◆ Exercise directions ◆
Exactly reproduce each line of the listing that follows.
## Start Given records
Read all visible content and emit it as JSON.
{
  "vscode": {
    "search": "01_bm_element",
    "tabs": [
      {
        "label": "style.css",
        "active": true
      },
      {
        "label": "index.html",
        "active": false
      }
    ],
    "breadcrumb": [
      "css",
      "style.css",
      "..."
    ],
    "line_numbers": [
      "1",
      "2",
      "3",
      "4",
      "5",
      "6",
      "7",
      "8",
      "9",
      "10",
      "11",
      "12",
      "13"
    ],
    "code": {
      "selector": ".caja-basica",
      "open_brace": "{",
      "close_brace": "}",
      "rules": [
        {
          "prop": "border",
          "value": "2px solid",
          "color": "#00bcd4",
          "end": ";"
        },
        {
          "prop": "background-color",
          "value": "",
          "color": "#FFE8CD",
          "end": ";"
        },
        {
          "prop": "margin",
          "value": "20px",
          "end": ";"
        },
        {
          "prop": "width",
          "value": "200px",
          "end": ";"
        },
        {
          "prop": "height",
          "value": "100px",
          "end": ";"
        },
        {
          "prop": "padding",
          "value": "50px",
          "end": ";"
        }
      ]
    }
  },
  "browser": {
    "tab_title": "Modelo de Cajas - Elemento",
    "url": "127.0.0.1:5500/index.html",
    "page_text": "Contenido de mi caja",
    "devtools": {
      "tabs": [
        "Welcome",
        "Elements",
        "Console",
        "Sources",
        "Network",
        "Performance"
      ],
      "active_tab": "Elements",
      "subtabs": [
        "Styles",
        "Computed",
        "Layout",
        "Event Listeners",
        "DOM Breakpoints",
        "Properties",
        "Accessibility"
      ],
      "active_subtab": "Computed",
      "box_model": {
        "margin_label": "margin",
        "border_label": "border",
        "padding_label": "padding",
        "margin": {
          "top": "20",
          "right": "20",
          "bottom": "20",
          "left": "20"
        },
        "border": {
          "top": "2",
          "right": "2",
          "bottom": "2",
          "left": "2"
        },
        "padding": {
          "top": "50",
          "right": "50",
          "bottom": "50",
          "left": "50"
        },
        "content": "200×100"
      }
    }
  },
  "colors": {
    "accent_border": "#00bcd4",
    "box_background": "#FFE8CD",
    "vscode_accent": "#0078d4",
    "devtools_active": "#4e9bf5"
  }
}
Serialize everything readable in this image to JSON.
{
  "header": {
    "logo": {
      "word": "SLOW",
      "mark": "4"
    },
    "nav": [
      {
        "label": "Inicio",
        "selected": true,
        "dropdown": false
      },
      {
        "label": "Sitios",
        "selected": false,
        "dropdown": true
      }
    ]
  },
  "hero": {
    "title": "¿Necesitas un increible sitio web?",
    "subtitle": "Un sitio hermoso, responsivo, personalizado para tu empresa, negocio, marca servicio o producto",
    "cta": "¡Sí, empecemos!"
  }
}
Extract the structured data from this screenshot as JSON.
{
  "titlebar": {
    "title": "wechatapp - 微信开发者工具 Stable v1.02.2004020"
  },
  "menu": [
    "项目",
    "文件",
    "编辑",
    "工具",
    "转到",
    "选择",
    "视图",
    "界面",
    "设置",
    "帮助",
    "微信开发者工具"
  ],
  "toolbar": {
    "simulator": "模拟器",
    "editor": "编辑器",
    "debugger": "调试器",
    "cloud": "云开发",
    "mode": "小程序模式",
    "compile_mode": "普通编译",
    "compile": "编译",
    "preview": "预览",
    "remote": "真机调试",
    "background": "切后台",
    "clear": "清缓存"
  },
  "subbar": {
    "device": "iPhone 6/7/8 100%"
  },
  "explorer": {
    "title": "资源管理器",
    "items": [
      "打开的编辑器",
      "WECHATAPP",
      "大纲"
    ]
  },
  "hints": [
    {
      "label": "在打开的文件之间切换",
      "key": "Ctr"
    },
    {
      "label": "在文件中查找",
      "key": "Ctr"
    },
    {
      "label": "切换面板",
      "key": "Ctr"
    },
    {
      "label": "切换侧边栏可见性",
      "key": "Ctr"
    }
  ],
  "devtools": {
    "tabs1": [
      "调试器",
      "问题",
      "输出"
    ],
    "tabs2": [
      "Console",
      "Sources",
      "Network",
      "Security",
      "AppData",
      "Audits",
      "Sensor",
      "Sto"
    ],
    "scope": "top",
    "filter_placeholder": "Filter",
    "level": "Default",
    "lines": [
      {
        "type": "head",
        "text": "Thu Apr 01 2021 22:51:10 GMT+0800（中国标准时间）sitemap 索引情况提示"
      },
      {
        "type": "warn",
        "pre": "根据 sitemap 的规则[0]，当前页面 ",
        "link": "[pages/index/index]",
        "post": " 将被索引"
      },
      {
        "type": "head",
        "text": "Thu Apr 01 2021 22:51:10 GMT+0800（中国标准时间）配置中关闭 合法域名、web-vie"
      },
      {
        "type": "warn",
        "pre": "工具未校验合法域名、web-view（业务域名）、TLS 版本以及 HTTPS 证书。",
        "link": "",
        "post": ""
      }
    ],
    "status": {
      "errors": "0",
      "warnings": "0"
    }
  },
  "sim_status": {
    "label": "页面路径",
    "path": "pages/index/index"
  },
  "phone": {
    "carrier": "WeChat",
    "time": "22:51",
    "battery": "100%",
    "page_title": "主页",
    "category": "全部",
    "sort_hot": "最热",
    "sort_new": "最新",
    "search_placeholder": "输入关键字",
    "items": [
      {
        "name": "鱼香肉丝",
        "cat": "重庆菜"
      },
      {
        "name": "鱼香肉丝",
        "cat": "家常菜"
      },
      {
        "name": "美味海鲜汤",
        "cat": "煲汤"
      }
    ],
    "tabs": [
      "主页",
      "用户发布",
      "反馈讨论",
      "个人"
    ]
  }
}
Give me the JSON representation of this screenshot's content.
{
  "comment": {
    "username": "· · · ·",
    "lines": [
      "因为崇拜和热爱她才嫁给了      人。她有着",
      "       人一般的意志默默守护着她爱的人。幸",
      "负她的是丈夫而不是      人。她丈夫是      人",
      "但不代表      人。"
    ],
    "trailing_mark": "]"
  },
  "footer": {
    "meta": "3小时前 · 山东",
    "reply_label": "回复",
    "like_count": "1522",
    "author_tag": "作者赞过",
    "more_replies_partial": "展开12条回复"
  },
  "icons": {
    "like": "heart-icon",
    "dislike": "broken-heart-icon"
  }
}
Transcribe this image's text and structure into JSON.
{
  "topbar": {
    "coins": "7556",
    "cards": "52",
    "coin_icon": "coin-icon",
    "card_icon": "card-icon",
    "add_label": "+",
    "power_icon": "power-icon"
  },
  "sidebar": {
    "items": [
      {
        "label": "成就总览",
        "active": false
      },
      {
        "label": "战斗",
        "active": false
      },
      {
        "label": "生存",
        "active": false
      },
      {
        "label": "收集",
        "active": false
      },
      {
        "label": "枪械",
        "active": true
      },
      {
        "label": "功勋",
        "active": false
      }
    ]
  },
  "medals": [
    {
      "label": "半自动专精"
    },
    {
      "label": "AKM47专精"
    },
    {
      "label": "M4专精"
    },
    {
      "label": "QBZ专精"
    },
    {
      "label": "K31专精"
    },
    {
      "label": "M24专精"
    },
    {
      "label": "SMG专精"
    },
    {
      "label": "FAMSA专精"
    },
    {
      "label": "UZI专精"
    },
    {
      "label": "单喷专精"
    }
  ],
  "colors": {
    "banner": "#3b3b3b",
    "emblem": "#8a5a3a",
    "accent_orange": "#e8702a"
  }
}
## End Given records
◆ Full output ◆
Read all visible content and emit it as JSON.
{
  "vscode": {
    "search": "01_bm_element",
    "tabs": [
      {
        "label": "style.css",
        "active": true
      },
      {
        "label": "index.html",
        "active": false
      }
    ],
    "breadcrumb": [
      "css",
      "style.css",
      "..."
    ],
    "line_numbers": [
      "1",
      "2",
      "3",
      "4",
      "5",
      "6",
      "7",
      "8",
      "9",
      "10",
      "11",
      "12",
      "13"
    ],
    "code": {
      "selector": ".caja-basica",
      "open_brace": "{",
      "close_brace": "}",
      "rules": [
        {
          "prop": "border",
          "value": "2px solid",
          "color": "#00bcd4",
          "end": ";"
        },
        {
          "prop": "background-color",
          "value": "",
          "color": "#FFE8CD",
          "end": ";"
        },
        {
          "prop": "margin",
          "value": "20px",
          "end": ";"
        },
        {
          "prop": "width",
          "value": "200px",
          "end": ";"
        },
        {
          "prop": "height",
          "value": "100px",
          "end": ";"
        },
        {
          "prop": "padding",
          "value": "50px",
          "end": ";"
        }
      ]
    }
  },
  "browser": {
    "tab_title": "Modelo de Cajas - Elemento",
    "url": "127.0.0.1:5500/index.html",
    "page_text": "Contenido de mi caja",
    "devtools": {
      "tabs": [
        "Welcome",
        "Elements",
        "Console",
        "Sources",
        "Network",
        "Performance"
      ],
      "active_tab": "Elements",
      "subtabs": [
        "Styles",
        "Computed",
        "Layout",
        "Event Listeners",
        "DOM Breakpoints",
        "Properties",
        "Accessibility"
      ],
      "active_subtab": "Computed",
      "box_model": {
        "margin_label": "margin",
        "border_label": "border",
        "padding_label": "padding",
        "margin": {
          "top": "20",
          "right": "20",
          "bottom": "20",
          "left": "20"
        },
        "border": {
          "top": "2",
          "right": "2",
          "bottom": "2",
          "left": "2"
        },
        "padding": {
          "top": "50",
          "right": "50",
          "bottom": "50",
          "left": "50"
        },
        "content": "200×100"
      }
    }
  },
  "colors": {
    "accent_border": "#00bcd4",
    "box_background": "#FFE8CD",
    "vscode_accent": "#0078d4",
    "devtools_active": "#4e9bf5"
  }
}
Serialize everything readable in this image to JSON.
{
  "header": {
    "logo": {
      "word": "SLOW",
      "mark": "4"
    },
    "nav": [
      {
        "label": "Inicio",
        "selected": true,
        "dropdown": false
      },
      {
        "label": "Sitios",
        "selected": false,
        "dropdown": true
      }
    ]
  },
  "hero": {
    "title": "¿Necesitas un increible sitio web?",
    "subtitle": "Un sitio hermoso, responsivo, personalizado para tu empresa, negocio, marca servicio o producto",
    "cta": "¡Sí, empecemos!"
  }
}
Extract the structured data from this screenshot as JSON.
{
  "titlebar": {
    "title": "wechatapp - 微信开发者工具 Stable v1.02.2004020"
  },
  "menu": [
    "项目",
    "文件",
    "编辑",
    "工具",
    "转到",
    "选择",
    "视图",
    "界面",
    "设置",
    "帮助",
    "微信开发者工具"
  ],
  "toolbar": {
    "simulator": "模拟器",
    "editor": "编辑器",
    "debugger": "调试器",
    "cloud": "云开发",
    "mode": "小程序模式",
    "compile_mode": "普通编译",
    "compile": "编译",
    "preview": "预览",
    "remote": "真机调试",
    "background": "切后台",
    "clear": "清缓存"
  },
  "subbar": {
    "device": "iPhone 6/7/8 100%"
  },
  "explorer": {
    "title": "资源管理器",
    "items": [
      "打开的编辑器",
      "WECHATAPP",
      "大纲"
    ]
  },
  "hints": [
    {
      "label": "在打开的文件之间切换",
      "key": "Ctr"
    },
    {
      "label": "在文件中查找",
      "key": "Ctr"
    },
    {
      "label": "切换面板",
      "key": "Ctr"
    },
    {
      "label": "切换侧边栏可见性",
      "key": "Ctr"
    }
  ],
  "devtools": {
    "tabs1": [
      "调试器",
      "问题",
      "输出"
    ],
    "tabs2": [
      "Console",
      "Sources",
      "Network",
      "Security",
      "AppData",
      "Audits",
      "Sensor",
      "Sto"
    ],
    "scope": "top",
    "filter_placeholder": "Filter",
    "level": "Default",
    "lines": [
      {
        "type": "head",
        "text": "Thu Apr 01 2021 22:51:10 GMT+0800（中国标准时间）sitemap 索引情况提示"
      },
      {
        "type": "warn",
        "pre": "根据 sitemap 的规则[0]，当前页面 ",
        "link": "[pages/index/index]",
        "post": " 将被索引"
      },
      {
        "type": "head",
        "text": "Thu Apr 01 2021 22:51:10 GMT+0800（中国标准时间）配置中关闭 合法域名、web-vie"
      },
      {
        "type": "warn",
        "pre": "工具未校验合法域名、web-view（业务域名）、TLS 版本以及 HTTPS 证书。",
        "link": "",
        "post": ""
      }
    ],
    "status": {
      "errors": "0",
      "warnings": "0"
    }
  },
  "sim_status": {
    "label": "页面路径",
    "path": "pages/index/index"
  },
  "phone": {
    "carrier": "WeChat",
    "time": "22:51",
    "battery": "100%",
    "page_title": "主页",
    "category": "全部",
    "sort_hot": "最热",
    "sort_new": "最新",
    "search_placeholder": "输入关键字",
    "items": [
      {
        "name": "鱼香肉丝",
        "cat": "重庆菜"
      },
      {
        "name": "鱼香肉丝",
        "cat": "家常菜"
      },
      {
        "name": "美味海鲜汤",
        "cat": "煲汤"
      }
    ],
    "tabs": [
      "主页",
      "用户发布",
      "反馈讨论",
      "个人"
    ]
  }
}
Give me the JSON representation of this screenshot's content.
{
  "comment": {
    "username": "· · · ·",
    "lines": [
      "因为崇拜和热爱她才嫁给了      人。她有着",
      "       人一般的意志默默守护着她爱的人。幸",
      "负她的是丈夫而不是      人。她丈夫是      人",
      "但不代表      人。"
    ],
    "trailing_mark": "]"
  },
  "footer": {
    "meta": "3小时前 · 山东",
    "reply_label": "回复",
    "like_count": "1522",
    "author_tag": "作者赞过",
    "more_replies_partial": "展开12条回复"
  },
  "icons": {
    "like": "heart-icon",
    "dislike": "broken-heart-icon"
  }
}
Transcribe this image's text and structure into JSON.
{
  "topbar": {
    "coins": "7556",
    "cards": "52",
    "coin_icon": "coin-icon",
    "card_icon": "card-icon",
    "add_label": "+",
    "power_icon": "power-icon"
  },
  "sidebar": {
    "items": [
      {
        "label": "成就总览",
        "active": false
      },
      {
        "label": "战斗",
        "active": false
      },
      {
        "label": "生存",
        "active": false
      },
      {
        "label": "收集",
        "active": false
      },
      {
        "label": "枪械",
        "active": true
      },
      {
        "label": "功勋",
        "active": false
      }
    ]
  },
  "medals": [
    {
      "label": "半自动专精"
    },
    {
      "label": "AKM47专精"
    },
    {
      "label": "M4专精"
    },
    {
      "label": "QBZ专精"
    },
    {
      "label": "K31专精"
    },
    {
      "label": "M24专精"
    },
    {
      "label": "SMG专精"
    },
    {
      "label": "FAMSA专精"
    },
    {
      "label": "UZI专精"
    },
    {
      "label": "单喷专精"
    }
  ],
  "colors": {
    "banner": "#3b3b3b",
    "emblem": "#8a5a3a",
    "accent_orange": "#e8702a"
  }
}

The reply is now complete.